◆ **Data excerpts**:
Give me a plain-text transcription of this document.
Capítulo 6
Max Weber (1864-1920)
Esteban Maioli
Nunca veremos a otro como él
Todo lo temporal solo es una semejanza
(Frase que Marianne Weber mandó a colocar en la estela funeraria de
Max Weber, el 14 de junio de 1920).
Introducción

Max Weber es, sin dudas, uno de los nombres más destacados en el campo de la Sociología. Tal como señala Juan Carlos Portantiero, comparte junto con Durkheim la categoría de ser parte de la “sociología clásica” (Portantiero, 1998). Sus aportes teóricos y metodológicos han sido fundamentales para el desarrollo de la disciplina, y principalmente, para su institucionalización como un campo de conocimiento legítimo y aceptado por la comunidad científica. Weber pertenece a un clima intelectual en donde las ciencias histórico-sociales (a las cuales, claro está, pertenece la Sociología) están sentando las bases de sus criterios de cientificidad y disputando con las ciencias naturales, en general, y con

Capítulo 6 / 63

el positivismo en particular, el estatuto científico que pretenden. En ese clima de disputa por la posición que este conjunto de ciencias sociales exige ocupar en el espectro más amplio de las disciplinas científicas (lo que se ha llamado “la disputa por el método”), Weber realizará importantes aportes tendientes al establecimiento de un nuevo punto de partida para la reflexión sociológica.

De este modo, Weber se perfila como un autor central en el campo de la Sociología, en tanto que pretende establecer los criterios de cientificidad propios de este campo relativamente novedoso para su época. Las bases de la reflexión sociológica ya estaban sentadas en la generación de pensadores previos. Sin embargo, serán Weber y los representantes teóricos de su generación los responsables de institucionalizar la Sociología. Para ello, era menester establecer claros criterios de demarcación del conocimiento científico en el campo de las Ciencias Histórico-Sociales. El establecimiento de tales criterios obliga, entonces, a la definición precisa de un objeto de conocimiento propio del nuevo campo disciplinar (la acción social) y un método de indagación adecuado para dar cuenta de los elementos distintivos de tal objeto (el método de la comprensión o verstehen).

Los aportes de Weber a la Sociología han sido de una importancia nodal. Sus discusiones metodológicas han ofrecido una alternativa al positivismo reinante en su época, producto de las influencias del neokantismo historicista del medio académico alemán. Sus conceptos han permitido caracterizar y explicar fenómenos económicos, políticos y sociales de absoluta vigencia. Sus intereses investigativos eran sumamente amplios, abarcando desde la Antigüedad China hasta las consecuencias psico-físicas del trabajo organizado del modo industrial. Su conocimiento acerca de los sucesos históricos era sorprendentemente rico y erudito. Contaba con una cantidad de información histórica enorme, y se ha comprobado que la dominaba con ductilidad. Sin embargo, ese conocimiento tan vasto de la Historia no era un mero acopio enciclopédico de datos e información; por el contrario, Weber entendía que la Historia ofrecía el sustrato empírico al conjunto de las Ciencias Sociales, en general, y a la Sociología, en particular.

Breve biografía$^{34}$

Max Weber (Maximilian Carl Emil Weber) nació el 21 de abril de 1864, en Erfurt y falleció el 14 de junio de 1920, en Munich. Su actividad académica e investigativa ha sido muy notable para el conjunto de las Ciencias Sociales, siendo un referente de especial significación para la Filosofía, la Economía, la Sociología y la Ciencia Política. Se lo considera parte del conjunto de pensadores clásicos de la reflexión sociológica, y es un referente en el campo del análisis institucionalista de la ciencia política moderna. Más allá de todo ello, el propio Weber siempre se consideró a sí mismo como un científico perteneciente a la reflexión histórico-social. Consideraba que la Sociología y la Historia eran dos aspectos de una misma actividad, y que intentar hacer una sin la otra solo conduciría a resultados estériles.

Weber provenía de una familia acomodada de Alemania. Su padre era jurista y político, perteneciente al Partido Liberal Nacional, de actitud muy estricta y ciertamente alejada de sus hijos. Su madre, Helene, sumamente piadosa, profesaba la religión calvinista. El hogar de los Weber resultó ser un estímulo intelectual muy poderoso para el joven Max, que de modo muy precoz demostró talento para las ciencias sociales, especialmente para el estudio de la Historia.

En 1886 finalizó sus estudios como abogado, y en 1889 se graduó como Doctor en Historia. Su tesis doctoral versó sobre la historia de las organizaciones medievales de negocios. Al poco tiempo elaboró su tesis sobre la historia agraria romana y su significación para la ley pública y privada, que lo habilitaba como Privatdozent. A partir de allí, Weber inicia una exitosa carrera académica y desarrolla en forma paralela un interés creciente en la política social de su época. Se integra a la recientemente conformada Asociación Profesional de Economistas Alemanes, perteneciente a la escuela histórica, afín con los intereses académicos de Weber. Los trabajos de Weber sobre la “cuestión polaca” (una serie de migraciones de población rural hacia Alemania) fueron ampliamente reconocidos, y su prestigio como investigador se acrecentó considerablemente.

◆ **THE REQUEST**: Write out the full listing exactly as given.

◆ **RESPONSE TO THIS TASK**:
Give me a plain-text transcription of this document.
Capítulo 6
Max Weber (1864-1920)
Esteban Maioli
Nunca veremos a otro como él
Todo lo temporal solo es una semejanza
(Frase que Marianne Weber mandó a colocar en la estela funeraria de
Max Weber, el 14 de junio de 1920).
Introducción

Max Weber es, sin dudas, uno de los nombres más destacados en el campo de la Sociología. Tal como señala Juan Carlos Portantiero, comparte junto con Durkheim la categoría de ser parte de la “sociología clásica” (Portantiero, 1998). Sus aportes teóricos y metodológicos han sido fundamentales para el desarrollo de la disciplina, y principalmente, para su institucionalización como un campo de conocimiento legítimo y aceptado por la comunidad científica. Weber pertenece a un clima intelectual en donde las ciencias histórico-sociales (a las cuales, claro está, pertenece la Sociología) están sentando las bases de sus criterios de cientificidad y disputando con las ciencias naturales, en general, y con

Capítulo 6 / 63

el positivismo en particular, el estatuto científico que pretenden. En ese clima de disputa por la posición que este conjunto de ciencias sociales exige ocupar en el espectro más amplio de las disciplinas científicas (lo que se ha llamado “la disputa por el método”), Weber realizará importantes aportes tendientes al establecimiento de un nuevo punto de partida para la reflexión sociológica.

De este modo, Weber se perfila como un autor central en el campo de la Sociología, en tanto que pretende establecer los criterios de cientificidad propios de este campo relativamente novedoso para su época. Las bases de la reflexión sociológica ya estaban sentadas en la generación de pensadores previos. Sin embargo, serán Weber y los representantes teóricos de su generación los responsables de institucionalizar la Sociología. Para ello, era menester establecer claros criterios de demarcación del conocimiento científico en el campo de las Ciencias Histórico-Sociales. El establecimiento de tales criterios obliga, entonces, a la definición precisa de un objeto de conocimiento propio del nuevo campo disciplinar (la acción social) y un método de indagación adecuado para dar cuenta de los elementos distintivos de tal objeto (el método de la comprensión o verstehen).

Los aportes de Weber a la Sociología han sido de una importancia nodal. Sus discusiones metodológicas han ofrecido una alternativa al positivismo reinante en su época, producto de las influencias del neokantismo historicista del medio académico alemán. Sus conceptos han permitido caracterizar y explicar fenómenos económicos, políticos y sociales de absoluta vigencia. Sus intereses investigativos eran sumamente amplios, abarcando desde la Antigüedad China hasta las consecuencias psico-físicas del trabajo organizado del modo industrial. Su conocimiento acerca de los sucesos históricos era sorprendentemente rico y erudito. Contaba con una cantidad de información histórica enorme, y se ha comprobado que la dominaba con ductilidad. Sin embargo, ese conocimiento tan vasto de la Historia no era un mero acopio enciclopédico de datos e información; por el contrario, Weber entendía que la Historia ofrecía el sustrato empírico al conjunto de las Ciencias Sociales, en general, y a la Sociología, en particular.

Breve biografía$^{34}$

Max Weber (Maximilian Carl Emil Weber) nació el 21 de abril de 1864, en Erfurt y falleció el 14 de junio de 1920, en Munich. Su actividad académica e investigativa ha sido muy notable para el conjunto de las Ciencias Sociales, siendo un referente de especial significación para la Filosofía, la Economía, la Sociología y la Ciencia Política. Se lo considera parte del conjunto de pensadores clásicos de la reflexión sociológica, y es un referente en el campo del análisis institucionalista de la ciencia política moderna. Más allá de todo ello, el propio Weber siempre se consideró a sí mismo como un científico perteneciente a la reflexión histórico-social. Consideraba que la Sociología y la Historia eran dos aspectos de una misma actividad, y que intentar hacer una sin la otra solo conduciría a resultados estériles.

Weber provenía de una familia acomodada de Alemania. Su padre era jurista y político, perteneciente al Partido Liberal Nacional, de actitud muy estricta y ciertamente alejada de sus hijos. Su madre, Helene, sumamente piadosa, profesaba la religión calvinista. El hogar de los Weber resultó ser un estímulo intelectual muy poderoso para el joven Max, que de modo muy precoz demostró talento para las ciencias sociales, especialmente para el estudio de la Historia.

En 1886 finalizó sus estudios como abogado, y en 1889 se graduó como Doctor en Historia. Su tesis doctoral versó sobre la historia de las organizaciones medievales de negocios. Al poco tiempo elaboró su tesis sobre la historia agraria romana y su significación para la ley pública y privada, que lo habilitaba como Privatdozent. A partir de allí, Weber inicia una exitosa carrera académica y desarrolla en forma paralela un interés creciente en la política social de su época. Se integra a la recientemente conformada Asociación Profesional de Economistas Alemanes, perteneciente a la escuela histórica, afín con los intereses académicos de Weber. Los trabajos de Weber sobre la “cuestión polaca” (una serie de migraciones de población rural hacia Alemania) fueron ampliamente reconocidos, y su prestigio como investigador se acrecentó considerablemente.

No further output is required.